* START *
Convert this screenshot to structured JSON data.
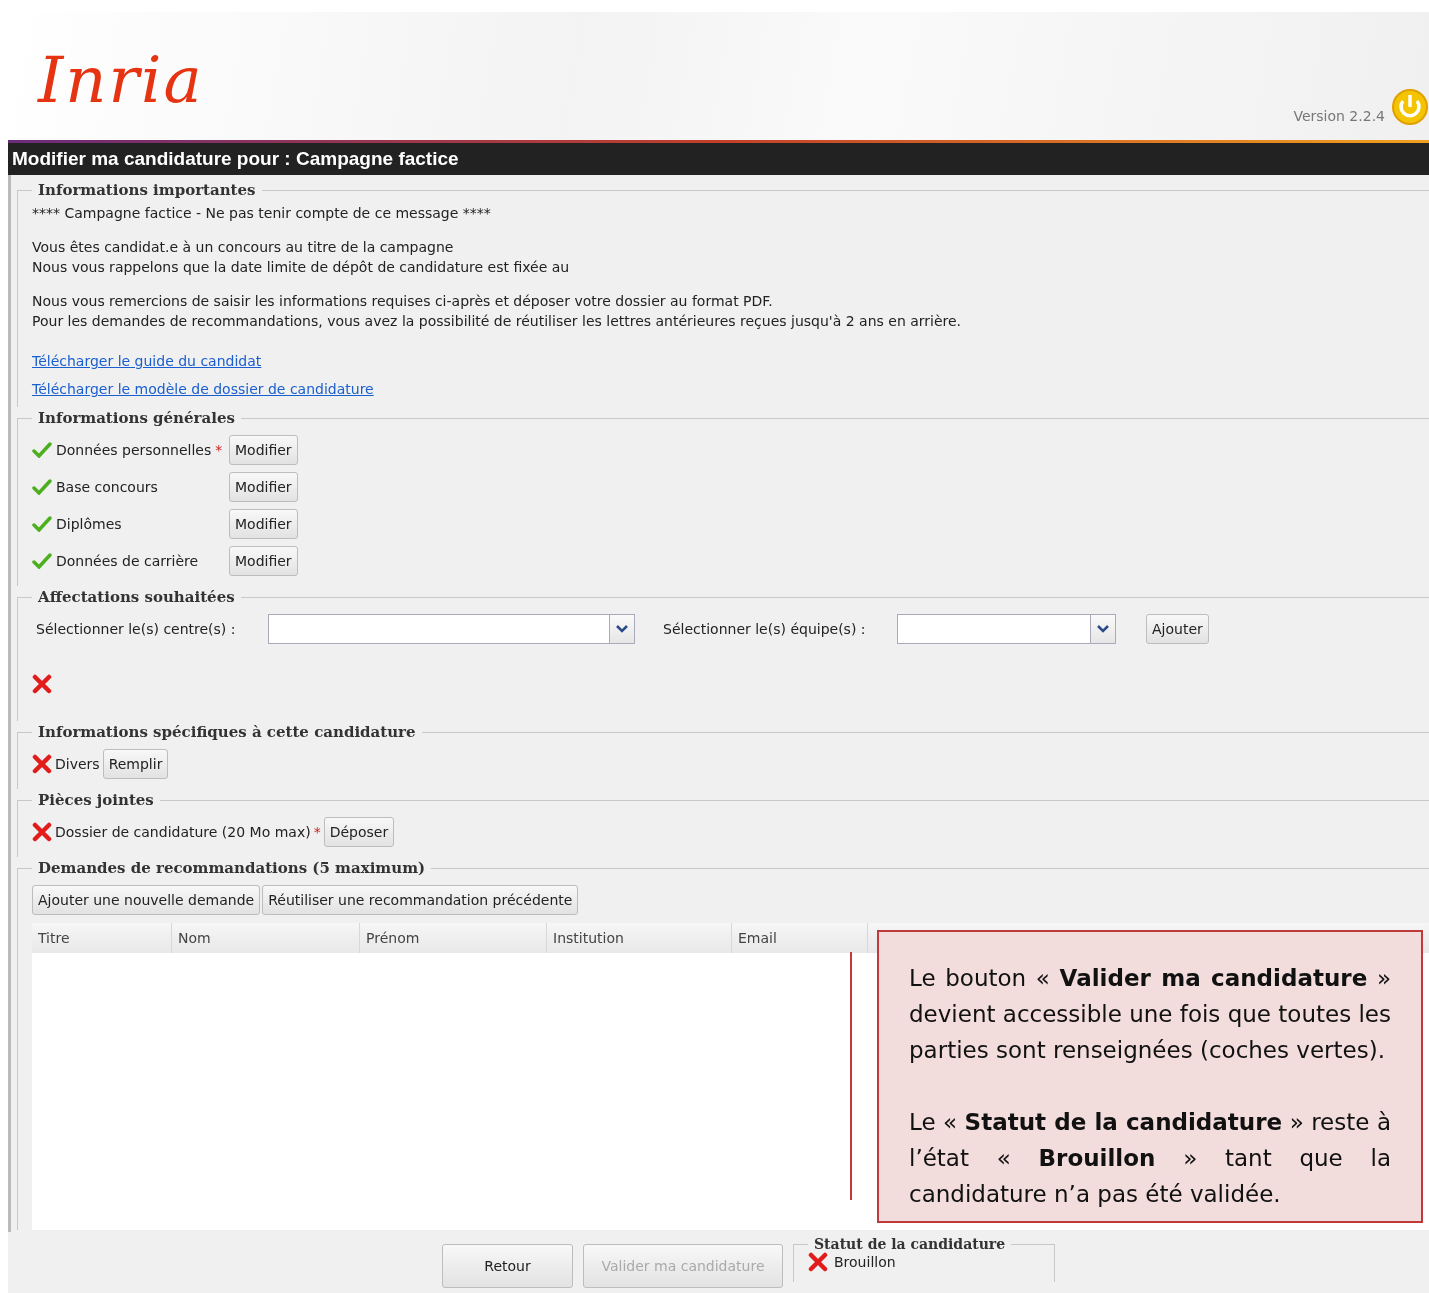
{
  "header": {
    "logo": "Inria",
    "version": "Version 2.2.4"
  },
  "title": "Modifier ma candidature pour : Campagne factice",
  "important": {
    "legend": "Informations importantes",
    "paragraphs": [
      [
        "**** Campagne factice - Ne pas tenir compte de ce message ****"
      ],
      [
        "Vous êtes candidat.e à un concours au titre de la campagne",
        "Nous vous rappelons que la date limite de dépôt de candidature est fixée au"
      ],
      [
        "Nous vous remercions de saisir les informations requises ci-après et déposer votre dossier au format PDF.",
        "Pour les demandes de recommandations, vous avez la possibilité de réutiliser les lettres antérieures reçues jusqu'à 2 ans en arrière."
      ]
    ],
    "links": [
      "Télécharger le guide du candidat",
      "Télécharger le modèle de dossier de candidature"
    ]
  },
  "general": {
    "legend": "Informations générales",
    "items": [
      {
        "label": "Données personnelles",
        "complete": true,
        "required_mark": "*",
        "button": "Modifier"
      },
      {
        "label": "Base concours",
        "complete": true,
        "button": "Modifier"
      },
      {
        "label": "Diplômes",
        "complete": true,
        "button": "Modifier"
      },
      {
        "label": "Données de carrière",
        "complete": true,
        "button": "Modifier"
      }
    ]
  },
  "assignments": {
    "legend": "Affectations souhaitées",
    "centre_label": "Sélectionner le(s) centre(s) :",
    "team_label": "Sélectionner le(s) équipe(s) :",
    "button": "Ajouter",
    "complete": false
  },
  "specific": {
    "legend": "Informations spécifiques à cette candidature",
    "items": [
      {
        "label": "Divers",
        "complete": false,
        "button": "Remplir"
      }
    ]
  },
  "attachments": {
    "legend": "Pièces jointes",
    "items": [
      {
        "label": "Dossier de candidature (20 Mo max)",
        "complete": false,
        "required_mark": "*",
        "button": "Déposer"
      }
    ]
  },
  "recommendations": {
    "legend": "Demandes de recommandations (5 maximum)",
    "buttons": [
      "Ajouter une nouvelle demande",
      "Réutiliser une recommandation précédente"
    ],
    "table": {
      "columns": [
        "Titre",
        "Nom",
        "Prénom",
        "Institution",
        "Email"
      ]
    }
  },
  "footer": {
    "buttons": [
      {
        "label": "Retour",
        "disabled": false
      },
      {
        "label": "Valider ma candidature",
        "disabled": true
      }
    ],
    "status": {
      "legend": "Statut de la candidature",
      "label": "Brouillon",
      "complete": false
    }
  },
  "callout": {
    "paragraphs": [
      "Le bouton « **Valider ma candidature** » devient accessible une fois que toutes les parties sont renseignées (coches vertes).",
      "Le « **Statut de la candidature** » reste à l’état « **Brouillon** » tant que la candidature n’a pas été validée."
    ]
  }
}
* END *
### Your task
Extract all lines from the material above that include the word "legend".

### Expected answer
    "legend": "Informations importantes",
    "legend": "Informations générales",
    "legend": "Affectations souhaitées",
    "legend": "Informations spécifiques à cette candidature",
    "legend": "Pièces jointes",
    "legend": "Demandes de recommandations (5 maximum)",
      "legend": "Statut de la candidature",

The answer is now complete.